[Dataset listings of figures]
● ● ●

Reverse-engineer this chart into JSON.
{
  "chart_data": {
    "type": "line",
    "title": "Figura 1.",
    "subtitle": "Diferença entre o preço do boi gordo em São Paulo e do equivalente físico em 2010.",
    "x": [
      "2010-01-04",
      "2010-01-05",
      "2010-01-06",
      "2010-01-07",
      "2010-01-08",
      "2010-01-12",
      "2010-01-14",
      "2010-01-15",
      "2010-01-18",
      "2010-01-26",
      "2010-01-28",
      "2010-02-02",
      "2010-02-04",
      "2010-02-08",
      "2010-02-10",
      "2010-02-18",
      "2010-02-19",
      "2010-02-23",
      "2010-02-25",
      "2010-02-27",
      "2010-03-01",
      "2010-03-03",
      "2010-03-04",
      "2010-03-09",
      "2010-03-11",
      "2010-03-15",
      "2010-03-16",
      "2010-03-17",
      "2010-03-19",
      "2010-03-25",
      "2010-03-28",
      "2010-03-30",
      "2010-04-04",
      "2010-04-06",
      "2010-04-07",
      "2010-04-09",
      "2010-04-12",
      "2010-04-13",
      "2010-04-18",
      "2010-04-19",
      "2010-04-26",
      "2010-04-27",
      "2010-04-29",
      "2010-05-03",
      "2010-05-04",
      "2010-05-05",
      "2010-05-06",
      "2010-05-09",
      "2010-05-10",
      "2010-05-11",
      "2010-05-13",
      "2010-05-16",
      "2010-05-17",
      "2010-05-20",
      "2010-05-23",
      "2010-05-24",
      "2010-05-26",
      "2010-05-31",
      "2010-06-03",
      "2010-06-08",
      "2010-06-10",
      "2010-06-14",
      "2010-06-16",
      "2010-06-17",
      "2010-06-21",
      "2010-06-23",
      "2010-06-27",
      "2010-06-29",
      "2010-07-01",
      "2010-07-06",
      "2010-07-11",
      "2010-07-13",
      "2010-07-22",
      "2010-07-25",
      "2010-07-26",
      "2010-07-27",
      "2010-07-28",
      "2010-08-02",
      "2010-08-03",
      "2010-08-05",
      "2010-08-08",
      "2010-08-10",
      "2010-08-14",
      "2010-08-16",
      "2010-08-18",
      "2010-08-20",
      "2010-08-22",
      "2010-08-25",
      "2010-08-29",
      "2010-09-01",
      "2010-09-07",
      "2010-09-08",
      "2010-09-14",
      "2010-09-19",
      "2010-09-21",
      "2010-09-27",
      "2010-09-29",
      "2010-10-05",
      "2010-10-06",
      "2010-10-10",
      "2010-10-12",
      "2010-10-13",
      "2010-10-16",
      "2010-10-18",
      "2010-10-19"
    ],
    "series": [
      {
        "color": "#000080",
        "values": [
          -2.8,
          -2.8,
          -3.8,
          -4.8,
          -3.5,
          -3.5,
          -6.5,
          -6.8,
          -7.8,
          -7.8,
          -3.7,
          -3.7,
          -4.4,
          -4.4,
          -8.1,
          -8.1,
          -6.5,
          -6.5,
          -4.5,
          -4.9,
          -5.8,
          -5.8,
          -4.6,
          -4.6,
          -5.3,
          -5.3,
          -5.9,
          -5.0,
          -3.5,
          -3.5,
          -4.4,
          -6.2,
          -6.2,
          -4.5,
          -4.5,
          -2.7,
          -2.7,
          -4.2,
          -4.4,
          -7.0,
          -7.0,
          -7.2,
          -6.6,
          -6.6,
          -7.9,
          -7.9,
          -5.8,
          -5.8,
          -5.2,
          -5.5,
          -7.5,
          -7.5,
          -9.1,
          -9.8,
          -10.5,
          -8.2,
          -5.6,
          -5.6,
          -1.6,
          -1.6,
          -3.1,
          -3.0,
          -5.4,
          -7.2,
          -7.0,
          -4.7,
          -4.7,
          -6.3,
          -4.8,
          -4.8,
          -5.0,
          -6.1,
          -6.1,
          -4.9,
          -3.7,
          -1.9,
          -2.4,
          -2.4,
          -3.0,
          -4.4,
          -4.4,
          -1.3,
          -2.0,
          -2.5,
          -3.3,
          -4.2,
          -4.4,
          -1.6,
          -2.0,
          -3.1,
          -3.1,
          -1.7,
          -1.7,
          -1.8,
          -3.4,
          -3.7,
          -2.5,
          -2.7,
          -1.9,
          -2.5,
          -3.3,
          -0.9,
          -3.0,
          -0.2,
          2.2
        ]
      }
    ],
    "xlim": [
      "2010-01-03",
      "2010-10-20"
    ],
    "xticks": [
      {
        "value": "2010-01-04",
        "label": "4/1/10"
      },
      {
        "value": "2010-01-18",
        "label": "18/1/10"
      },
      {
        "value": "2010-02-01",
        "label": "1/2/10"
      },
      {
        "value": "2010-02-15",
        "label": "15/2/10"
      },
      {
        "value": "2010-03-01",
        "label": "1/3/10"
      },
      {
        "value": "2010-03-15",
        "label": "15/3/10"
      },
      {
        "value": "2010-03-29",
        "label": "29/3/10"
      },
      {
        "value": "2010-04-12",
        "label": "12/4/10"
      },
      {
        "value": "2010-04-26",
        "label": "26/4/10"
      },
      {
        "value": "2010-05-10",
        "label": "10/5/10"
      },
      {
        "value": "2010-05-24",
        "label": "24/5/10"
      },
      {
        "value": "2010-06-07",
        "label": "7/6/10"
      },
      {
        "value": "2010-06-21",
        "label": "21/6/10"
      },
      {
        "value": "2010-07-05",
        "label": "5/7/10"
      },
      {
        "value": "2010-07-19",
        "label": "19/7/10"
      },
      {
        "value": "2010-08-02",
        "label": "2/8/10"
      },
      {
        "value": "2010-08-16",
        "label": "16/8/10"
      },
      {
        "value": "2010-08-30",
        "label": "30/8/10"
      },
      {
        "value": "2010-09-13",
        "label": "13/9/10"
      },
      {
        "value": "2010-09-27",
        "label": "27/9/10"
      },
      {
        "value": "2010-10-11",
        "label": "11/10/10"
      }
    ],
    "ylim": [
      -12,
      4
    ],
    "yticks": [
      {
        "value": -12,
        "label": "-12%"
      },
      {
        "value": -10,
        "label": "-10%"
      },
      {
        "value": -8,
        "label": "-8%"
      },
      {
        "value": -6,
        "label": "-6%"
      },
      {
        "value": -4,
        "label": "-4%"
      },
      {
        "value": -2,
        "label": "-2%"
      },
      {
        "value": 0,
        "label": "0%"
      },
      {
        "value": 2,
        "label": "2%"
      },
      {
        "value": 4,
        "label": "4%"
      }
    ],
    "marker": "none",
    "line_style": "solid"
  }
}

● ● ●

_Problem statement_
Repeat the records above exactly as they appear.

_In response_
Reverse-engineer this chart into JSON.
{
  "chart_data": {
    "type": "line",
    "title": "Figura 1.",
    "subtitle": "Diferença entre o preço do boi gordo em São Paulo e do equivalente físico em 2010.",
    "x": [
      "2010-01-04",
      "2010-01-05",
      "2010-01-06",
      "2010-01-07",
      "2010-01-08",
      "2010-01-12",
      "2010-01-14",
      "2010-01-15",
      "2010-01-18",
      "2010-01-26",
      "2010-01-28",
      "2010-02-02",
      "2010-02-04",
      "2010-02-08",
      "2010-02-10",
      "2010-02-18",
      "2010-02-19",
      "2010-02-23",
      "2010-02-25",
      "2010-02-27",
      "2010-03-01",
      "2010-03-03",
      "2010-03-04",
      "2010-03-09",
      "2010-03-11",
      "2010-03-15",
      "2010-03-16",
      "2010-03-17",
      "2010-03-19",
      "2010-03-25",
      "2010-03-28",
      "2010-03-30",
      "2010-04-04",
      "2010-04-06",
      "2010-04-07",
      "2010-04-09",
      "2010-04-12",
      "2010-04-13",
      "2010-04-18",
      "2010-04-19",
      "2010-04-26",
      "2010-04-27",
      "2010-04-29",
      "2010-05-03",
      "2010-05-04",
      "2010-05-05",
      "2010-05-06",
      "2010-05-09",
      "2010-05-10",
      "2010-05-11",
      "2010-05-13",
      "2010-05-16",
      "2010-05-17",
      "2010-05-20",
      "2010-05-23",
      "2010-05-24",
      "2010-05-26",
      "2010-05-31",
      "2010-06-03",
      "2010-06-08",
      "2010-06-10",
      "2010-06-14",
      "2010-06-16",
      "2010-06-17",
      "2010-06-21",
      "2010-06-23",
      "2010-06-27",
      "2010-06-29",
      "2010-07-01",
      "2010-07-06",
      "2010-07-11",
      "2010-07-13",
      "2010-07-22",
      "2010-07-25",
      "2010-07-26",
      "2010-07-27",
      "2010-07-28",
      "2010-08-02",
      "2010-08-03",
      "2010-08-05",
      "2010-08-08",
      "2010-08-10",
      "2010-08-14",
      "2010-08-16",
      "2010-08-18",
      "2010-08-20",
      "2010-08-22",
      "2010-08-25",
      "2010-08-29",
      "2010-09-01",
      "2010-09-07",
      "2010-09-08",
      "2010-09-14",
      "2010-09-19",
      "2010-09-21",
      "2010-09-27",
      "2010-09-29",
      "2010-10-05",
      "2010-10-06",
      "2010-10-10",
      "2010-10-12",
      "2010-10-13",
      "2010-10-16",
      "2010-10-18",
      "2010-10-19"
    ],
    "series": [
      {
        "color": "#000080",
        "values": [
          -2.8,
          -2.8,
          -3.8,
          -4.8,
          -3.5,
          -3.5,
          -6.5,
          -6.8,
          -7.8,
          -7.8,
          -3.7,
          -3.7,
          -4.4,
          -4.4,
          -8.1,
          -8.1,
          -6.5,
          -6.5,
          -4.5,
          -4.9,
          -5.8,
          -5.8,
          -4.6,
          -4.6,
          -5.3,
          -5.3,
          -5.9,
          -5.0,
          -3.5,
          -3.5,
          -4.4,
          -6.2,
          -6.2,
          -4.5,
          -4.5,
          -2.7,
          -2.7,
          -4.2,
          -4.4,
          -7.0,
          -7.0,
          -7.2,
          -6.6,
          -6.6,
          -7.9,
          -7.9,
          -5.8,
          -5.8,
          -5.2,
          -5.5,
          -7.5,
          -7.5,
          -9.1,
          -9.8,
          -10.5,
          -8.2,
          -5.6,
          -5.6,
          -1.6,
          -1.6,
          -3.1,
          -3.0,
          -5.4,
          -7.2,
          -7.0,
          -4.7,
          -4.7,
          -6.3,
          -4.8,
          -4.8,
          -5.0,
          -6.1,
          -6.1,
          -4.9,
          -3.7,
          -1.9,
          -2.4,
          -2.4,
          -3.0,
          -4.4,
          -4.4,
          -1.3,
          -2.0,
          -2.5,
          -3.3,
          -4.2,
          -4.4,
          -1.6,
          -2.0,
          -3.1,
          -3.1,
          -1.7,
          -1.7,
          -1.8,
          -3.4,
          -3.7,
          -2.5,
          -2.7,
          -1.9,
          -2.5,
          -3.3,
          -0.9,
          -3.0,
          -0.2,
          2.2
        ]
      }
    ],
    "xlim": [
      "2010-01-03",
      "2010-10-20"
    ],
    "xticks": [
      {
        "value": "2010-01-04",
        "label": "4/1/10"
      },
      {
        "value": "2010-01-18",
        "label": "18/1/10"
      },
      {
        "value": "2010-02-01",
        "label": "1/2/10"
      },
      {
        "value": "2010-02-15",
        "label": "15/2/10"
      },
      {
        "value": "2010-03-01",
        "label": "1/3/10"
      },
      {
        "value": "2010-03-15",
        "label": "15/3/10"
      },
      {
        "value": "2010-03-29",
        "label": "29/3/10"
      },
      {
        "value": "2010-04-12",
        "label": "12/4/10"
      },
      {
        "value": "2010-04-26",
        "label": "26/4/10"
      },
      {
        "value": "2010-05-10",
        "label": "10/5/10"
      },
      {
        "value": "2010-05-24",
        "label": "24/5/10"
      },
      {
        "value": "2010-06-07",
        "label": "7/6/10"
      },
      {
        "value": "2010-06-21",
        "label": "21/6/10"
      },
      {
        "value": "2010-07-05",
        "label": "5/7/10"
      },
      {
        "value": "2010-07-19",
        "label": "19/7/10"
      },
      {
        "value": "2010-08-02",
        "label": "2/8/10"
      },
      {
        "value": "2010-08-16",
        "label": "16/8/10"
      },
      {
        "value": "2010-08-30",
        "label": "30/8/10"
      },
      {
        "value": "2010-09-13",
        "label": "13/9/10"
      },
      {
        "value": "2010-09-27",
        "label": "27/9/10"
      },
      {
        "value": "2010-10-11",
        "label": "11/10/10"
      }
    ],
    "ylim": [
      -12,
      4
    ],
    "yticks": [
      {
        "value": -12,
        "label": "-12%"
      },
      {
        "value": -10,
        "label": "-10%"
      },
      {
        "value": -8,
        "label": "-8%"
      },
      {
        "value": -6,
        "label": "-6%"
      },
      {
        "value": -4,
        "label": "-4%"
      },
      {
        "value": -2,
        "label": "-2%"
      },
      {
        "value": 0,
        "label": "0%"
      },
      {
        "value": 2,
        "label": "2%"
      },
      {
        "value": 4,
        "label": "4%"
      }
    ],
    "marker": "none",
    "line_style": "solid"
  }
}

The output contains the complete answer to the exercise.